Start Records provided

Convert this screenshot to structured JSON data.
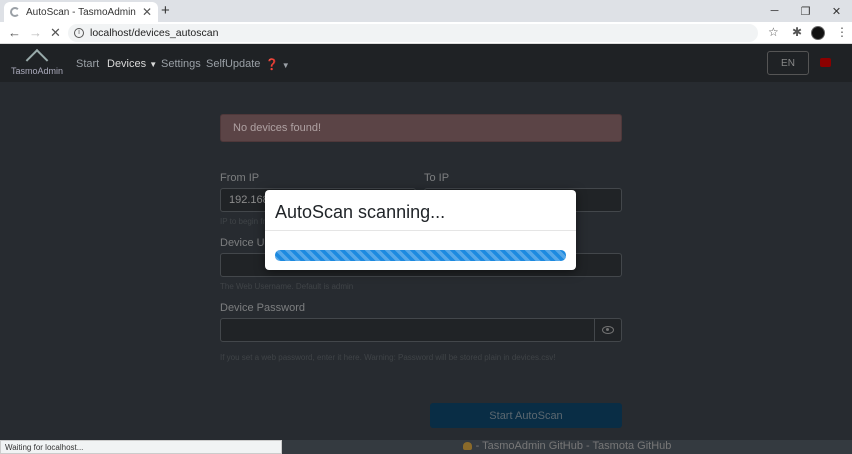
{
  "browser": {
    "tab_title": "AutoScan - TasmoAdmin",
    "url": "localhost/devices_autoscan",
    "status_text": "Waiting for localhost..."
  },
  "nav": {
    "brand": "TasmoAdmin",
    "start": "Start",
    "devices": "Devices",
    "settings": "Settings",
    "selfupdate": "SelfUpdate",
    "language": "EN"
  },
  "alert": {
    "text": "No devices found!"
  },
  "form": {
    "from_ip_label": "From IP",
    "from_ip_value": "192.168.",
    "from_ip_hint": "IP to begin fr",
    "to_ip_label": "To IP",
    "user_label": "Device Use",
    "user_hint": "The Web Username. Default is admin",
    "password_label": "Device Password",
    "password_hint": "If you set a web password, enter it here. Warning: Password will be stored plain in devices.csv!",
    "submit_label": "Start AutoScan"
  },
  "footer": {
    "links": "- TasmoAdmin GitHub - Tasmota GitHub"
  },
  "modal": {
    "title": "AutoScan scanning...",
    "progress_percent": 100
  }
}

End Records provided
Start Records provided

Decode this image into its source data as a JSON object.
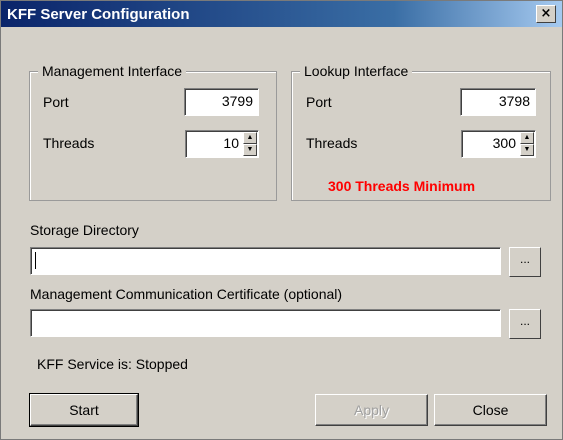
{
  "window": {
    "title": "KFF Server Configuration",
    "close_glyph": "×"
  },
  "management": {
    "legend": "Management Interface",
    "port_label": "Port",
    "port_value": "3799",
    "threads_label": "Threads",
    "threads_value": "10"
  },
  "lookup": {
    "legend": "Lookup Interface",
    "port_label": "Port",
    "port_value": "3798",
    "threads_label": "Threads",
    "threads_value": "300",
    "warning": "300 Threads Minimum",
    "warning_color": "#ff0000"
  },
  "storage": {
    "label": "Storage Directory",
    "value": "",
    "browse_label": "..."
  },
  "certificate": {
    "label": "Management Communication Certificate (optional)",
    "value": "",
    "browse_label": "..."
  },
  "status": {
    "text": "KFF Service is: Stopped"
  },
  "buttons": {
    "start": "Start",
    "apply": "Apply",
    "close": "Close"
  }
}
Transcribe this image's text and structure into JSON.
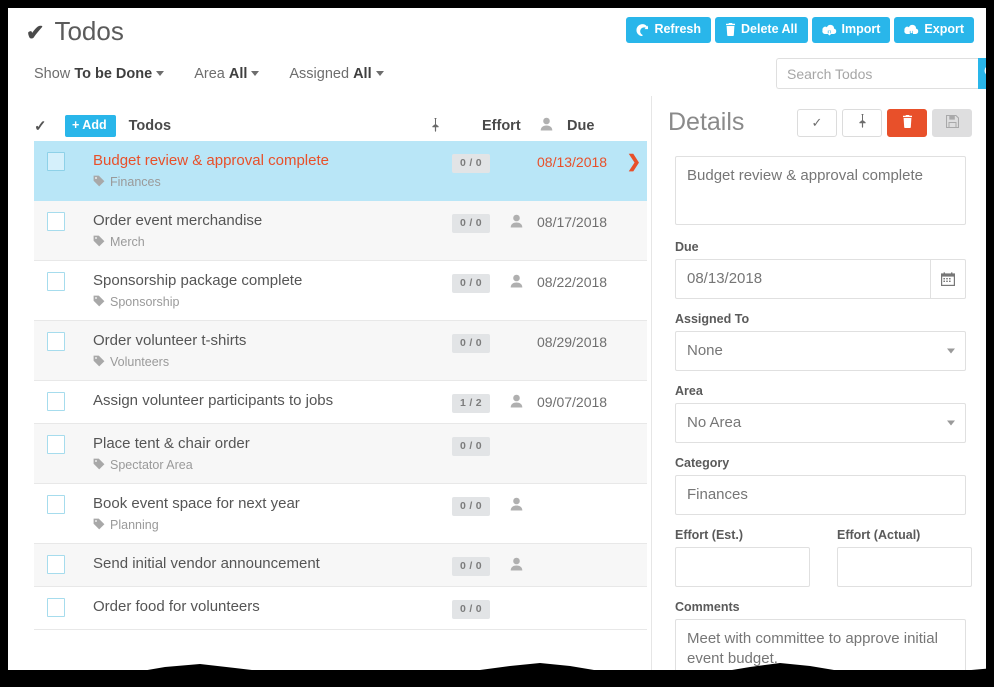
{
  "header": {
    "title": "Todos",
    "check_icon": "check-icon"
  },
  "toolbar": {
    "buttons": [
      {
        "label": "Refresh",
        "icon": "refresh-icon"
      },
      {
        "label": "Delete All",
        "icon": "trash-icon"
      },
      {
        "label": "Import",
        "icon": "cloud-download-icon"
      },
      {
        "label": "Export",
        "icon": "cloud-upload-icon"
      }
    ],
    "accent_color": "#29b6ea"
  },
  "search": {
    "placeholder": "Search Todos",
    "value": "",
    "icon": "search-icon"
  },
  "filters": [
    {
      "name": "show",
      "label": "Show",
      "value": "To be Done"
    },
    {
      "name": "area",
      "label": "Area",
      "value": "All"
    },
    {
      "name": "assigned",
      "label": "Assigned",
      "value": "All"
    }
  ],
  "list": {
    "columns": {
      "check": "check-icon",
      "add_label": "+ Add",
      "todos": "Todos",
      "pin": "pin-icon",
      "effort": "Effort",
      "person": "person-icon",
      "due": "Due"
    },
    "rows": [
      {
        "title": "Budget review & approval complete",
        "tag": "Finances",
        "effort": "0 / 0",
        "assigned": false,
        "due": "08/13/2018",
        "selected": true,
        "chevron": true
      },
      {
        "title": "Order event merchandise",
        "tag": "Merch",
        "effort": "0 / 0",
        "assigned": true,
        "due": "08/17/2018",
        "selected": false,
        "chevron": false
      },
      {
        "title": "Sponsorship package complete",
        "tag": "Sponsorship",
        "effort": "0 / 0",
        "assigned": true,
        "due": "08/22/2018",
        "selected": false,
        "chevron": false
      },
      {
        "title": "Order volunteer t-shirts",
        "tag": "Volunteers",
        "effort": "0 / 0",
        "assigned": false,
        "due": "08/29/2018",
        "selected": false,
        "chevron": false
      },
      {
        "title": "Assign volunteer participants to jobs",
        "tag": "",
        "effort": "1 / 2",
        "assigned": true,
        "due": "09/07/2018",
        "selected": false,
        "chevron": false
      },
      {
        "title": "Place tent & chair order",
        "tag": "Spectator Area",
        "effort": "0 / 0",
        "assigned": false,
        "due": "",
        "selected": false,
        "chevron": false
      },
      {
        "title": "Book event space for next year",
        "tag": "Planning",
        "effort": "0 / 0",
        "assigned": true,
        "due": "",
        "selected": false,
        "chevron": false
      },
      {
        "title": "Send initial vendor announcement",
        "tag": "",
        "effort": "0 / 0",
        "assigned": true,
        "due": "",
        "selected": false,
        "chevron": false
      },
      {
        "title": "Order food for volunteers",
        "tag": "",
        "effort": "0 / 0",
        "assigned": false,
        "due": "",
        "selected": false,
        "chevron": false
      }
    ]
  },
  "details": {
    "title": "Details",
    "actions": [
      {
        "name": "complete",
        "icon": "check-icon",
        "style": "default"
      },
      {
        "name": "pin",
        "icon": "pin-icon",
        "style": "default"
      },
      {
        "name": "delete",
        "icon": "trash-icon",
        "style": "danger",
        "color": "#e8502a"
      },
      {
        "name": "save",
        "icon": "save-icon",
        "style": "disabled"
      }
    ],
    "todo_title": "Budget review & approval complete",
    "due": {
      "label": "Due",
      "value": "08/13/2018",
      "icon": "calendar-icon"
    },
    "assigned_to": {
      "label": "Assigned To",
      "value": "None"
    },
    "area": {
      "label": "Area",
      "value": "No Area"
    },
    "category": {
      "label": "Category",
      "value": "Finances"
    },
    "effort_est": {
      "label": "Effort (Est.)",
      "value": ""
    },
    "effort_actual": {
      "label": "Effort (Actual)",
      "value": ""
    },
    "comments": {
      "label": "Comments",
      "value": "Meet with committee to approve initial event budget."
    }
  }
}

End Records provided

• [Description of the task]: From the entries above, return each line with the word "TasmoAdmin" in it.

• [Exercise result]:
    "tab_title": "AutoScan - TasmoAdmin",
    "brand": "TasmoAdmin",
    "links": "- TasmoAdmin GitHub - Tasmota GitHub"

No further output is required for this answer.